== Task requirements ==
A. In the supplemental indenture, recast the paragraph beginning "WHEREAS, the Issuer has heretofore delivered" as a short bulleted list that keeps its main facts.
B. Answer each question from the supplemental indenture.
(i) What interest rate do the Notes bear?
(ii) On what date was the Consent Solicitation Statement dated?
(iii) Which entity is named as the Guaranteeing Subsidiary?
C. Extend the supplemental indenture with the text that would follow its final recital.

== Excerpted text ==
********************
Exhibit 4.1

FIRST SUPPLEMENTAL INDENTURE

FIRST SUPPLEMENTAL INDENTURE (this “Supplemental Indenture”), dated as of February 1, 2022, among Full House Resorts, Inc., a Delaware corporation (the “Issuer”), FHR-Illinois LLC (the “Guaranteeing Subsidiary”), the Guarantors (as defined in the Indenture referred to herein) and Wilmington Trust, National Association, as trustee under the Indenture referred to below (in such capacity, the “Trustee”).

W I T N E S E T H

WHEREAS, the Issuer has heretofore executed and delivered to the Trustee an indenture (as has been or may be amended, supplemented, or otherwise modified, collectively, the “Indenture”), dated as of February 12, 2021, providing for the issuance of an aggregate principal amount of $310,000,000 of 8.250% Senior Secured Notes due 2028 (the “Notes”);

WHEREAS, Section 9.02 of the Indenture provides, among other things, that the Issuer, the Guarantors, the Trustee and the Collateral Trustee, as applicable, may amend or supplement the Indenture with the written consent of the Holders of at least a majority in aggregate principal amount of the Notes then outstanding;

WHEREAS, the Issuer desires to amend the Indenture;

WHEREAS, the Issuer has solicited consents (“Consents”) of the Holders of the Notes to certain amendments to the Indenture set forth in Section 2 of this Supplemental Indenture (the “Amendments”) pursuant to that certain Consent Solicitation Statement, dated January 25, 2022 (the Consent Solicitation Statement”);

WHEREAS, as of the date hereof the Holders of at least a majority in aggregate principal amount of the Notes outstanding, excluding Notes owned by the Issuer, any Guarantor or by any Person directly or indirectly controlling or controlled by or under direct or indirect common control with the Issuer or the Guarantors, voting as a single class have delivered (and not revoked) valid Consents to the Amendments in accordance with Section 9.02 of the Indenture;

WHEREAS, the Issuer has heretofore delivered or is delivering contemporaneously herewith to the Trustee (i) copies of resolutions of the Boards of Directors (or equivalent governing bodies or persons) of the Issuer and the Guarantors authorizing the execution of this Supplemental Indenture, (ii) evidence of the Consents described in the immediately preceding paragraph, and (iii) the Officer’s Certificate and Opinion of Counsel described in Sections 9.06 and 13.04 of the Indenture;

WHEREAS, the Indenture provides that under certain circumstances the Guaranteeing Subsidiary shall execute and deliver to the Trustee a supplemental indenture pursuant to which the Guaranteeing Subsidiary shall unconditionally guarantee all of the Company’s Obligations under the Notes and the Indenture on the terms and conditions set forth herein (the “Note Guarantee”);

WHEREAS, the Issuer has requested that the Trustee execute and deliver this Supplemental Indenture; and

WHEREAS, all other acts and proceedings required by law and the Indenture necessary to authorize the

execution and delivery of this Supplemental Indenture and to make this Supplemental Indenture a valid and binding

agreement for the purposes expressed herein, in accordance with its terms, have been complied with or have been duly done or performed.
********************
(Dataset entries)
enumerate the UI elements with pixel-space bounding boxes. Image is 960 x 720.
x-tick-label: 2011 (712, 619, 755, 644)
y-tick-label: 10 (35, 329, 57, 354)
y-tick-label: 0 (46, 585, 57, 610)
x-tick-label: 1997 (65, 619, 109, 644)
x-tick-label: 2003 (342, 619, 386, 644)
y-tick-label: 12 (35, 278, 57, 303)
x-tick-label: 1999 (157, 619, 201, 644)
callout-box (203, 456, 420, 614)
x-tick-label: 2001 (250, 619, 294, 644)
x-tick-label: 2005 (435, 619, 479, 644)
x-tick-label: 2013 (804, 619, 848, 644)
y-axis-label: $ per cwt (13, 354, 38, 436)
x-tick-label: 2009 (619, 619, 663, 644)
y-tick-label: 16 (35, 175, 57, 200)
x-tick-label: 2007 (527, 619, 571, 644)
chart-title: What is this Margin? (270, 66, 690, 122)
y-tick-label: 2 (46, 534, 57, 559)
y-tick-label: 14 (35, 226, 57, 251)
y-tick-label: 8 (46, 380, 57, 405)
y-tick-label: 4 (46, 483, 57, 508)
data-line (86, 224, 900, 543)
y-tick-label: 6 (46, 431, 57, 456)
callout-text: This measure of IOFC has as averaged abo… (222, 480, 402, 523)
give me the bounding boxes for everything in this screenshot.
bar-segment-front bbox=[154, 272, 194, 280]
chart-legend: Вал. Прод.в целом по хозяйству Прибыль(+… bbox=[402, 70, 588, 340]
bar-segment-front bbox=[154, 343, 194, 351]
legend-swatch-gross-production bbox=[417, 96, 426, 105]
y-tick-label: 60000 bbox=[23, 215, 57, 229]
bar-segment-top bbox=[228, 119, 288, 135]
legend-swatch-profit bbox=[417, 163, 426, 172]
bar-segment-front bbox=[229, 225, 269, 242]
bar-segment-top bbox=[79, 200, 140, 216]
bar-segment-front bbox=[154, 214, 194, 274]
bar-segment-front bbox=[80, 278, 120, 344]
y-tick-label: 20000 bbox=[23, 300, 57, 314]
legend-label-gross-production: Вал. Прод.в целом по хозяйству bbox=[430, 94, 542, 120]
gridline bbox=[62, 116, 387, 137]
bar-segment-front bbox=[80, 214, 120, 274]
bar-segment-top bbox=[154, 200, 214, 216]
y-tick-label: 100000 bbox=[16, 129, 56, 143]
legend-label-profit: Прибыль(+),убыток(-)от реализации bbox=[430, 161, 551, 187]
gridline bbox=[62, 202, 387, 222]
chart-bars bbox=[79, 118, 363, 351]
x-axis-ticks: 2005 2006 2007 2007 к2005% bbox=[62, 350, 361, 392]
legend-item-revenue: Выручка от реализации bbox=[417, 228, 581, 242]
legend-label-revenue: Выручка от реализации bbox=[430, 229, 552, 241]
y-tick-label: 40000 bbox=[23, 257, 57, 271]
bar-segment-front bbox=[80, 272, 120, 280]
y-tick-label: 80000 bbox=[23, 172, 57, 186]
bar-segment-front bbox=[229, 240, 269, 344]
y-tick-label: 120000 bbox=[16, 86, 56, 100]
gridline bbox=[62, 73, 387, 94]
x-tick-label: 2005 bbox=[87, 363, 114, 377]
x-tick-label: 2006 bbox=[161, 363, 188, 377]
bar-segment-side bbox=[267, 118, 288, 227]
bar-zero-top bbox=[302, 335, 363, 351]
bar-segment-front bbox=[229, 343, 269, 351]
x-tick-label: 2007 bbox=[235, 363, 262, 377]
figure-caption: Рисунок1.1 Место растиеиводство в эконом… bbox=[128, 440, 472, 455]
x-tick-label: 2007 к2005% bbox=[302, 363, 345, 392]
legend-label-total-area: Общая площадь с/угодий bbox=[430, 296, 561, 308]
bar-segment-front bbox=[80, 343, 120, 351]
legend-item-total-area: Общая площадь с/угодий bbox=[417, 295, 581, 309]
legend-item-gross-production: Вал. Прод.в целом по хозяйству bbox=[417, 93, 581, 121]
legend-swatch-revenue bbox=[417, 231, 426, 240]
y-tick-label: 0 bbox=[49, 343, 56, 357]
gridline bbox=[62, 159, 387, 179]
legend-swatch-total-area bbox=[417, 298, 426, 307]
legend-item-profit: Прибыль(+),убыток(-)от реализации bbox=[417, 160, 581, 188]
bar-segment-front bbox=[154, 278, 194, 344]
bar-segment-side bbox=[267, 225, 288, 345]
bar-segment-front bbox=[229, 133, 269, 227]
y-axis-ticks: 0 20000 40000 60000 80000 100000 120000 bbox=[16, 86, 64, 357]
********************
== Responses in order ==
A.
The Issuer has delivered, or is delivering at the same time, the following to the Trustee:
- copies of resolutions of the Boards of Directors (or equivalent governing bodies or persons) of the Issuer and the Guarantors authorizing execution of the Supplemental Indenture
- evidence of the Consents described in the preceding paragraph
- the Officer's Certificate and Opinion of Counsel described in Sections 9.06 and 13.04 of the Indenture

B.
(i) 8.250%
(ii) January 25, 2022
(iii) FHR-Illinois LLC

C.
NOW, THEREFORE, in consideration of the foregoing and for other good and valuable consideration, the receipt and sufficiency of which are hereby acknowledged, the parties hereto mutually covenant and agree for the benefit of each other and the equal and ratable benefit of the Holders of the Notes as follows:

1.CAPITALIZED TERMS. Capitalized terms used herein without definition shall have the meanings assigned to them in the Indenture.

2.AGREEMENT TO GUARANTEE. The Guaranteeing Subsidiary hereby agrees to provide an unconditional Guarantee on the terms and subject to the conditions set forth in the Note Guarantee and in the Indenture including but not limited to Article 11 thereof.
3.AMENDMENTS.

(a)Section 1.01 of the Indenture is hereby amended to include the following definition in appropriate alphabetical order:

New Notes means the up to $100.0 million of additional Notes incurred by the Company.”

(b)Section 1.01 of the Indenture is hereby amended by amending and restating the following definition it in its entirety to read as set forth below:

Credit Agreement” means that certain Credit Agreement, dated as of March 31, 2021, by and among the Company, the Guarantors, Capital One, National Association as administrative agent, and the lenders party thereto from time to time, providing for up to $40,000,000 of revolving credit borrowings, including any related notes, Guarantees, collateral documents, instruments and agreements executed in connection therewith, and, in each case, as amended, restated, modified, renewed, refunded, replaced in any manner (whether upon or after termination or otherwise) or refinanced (including by means of sales of debt securities to institutional investors) in whole or in part from time to time.”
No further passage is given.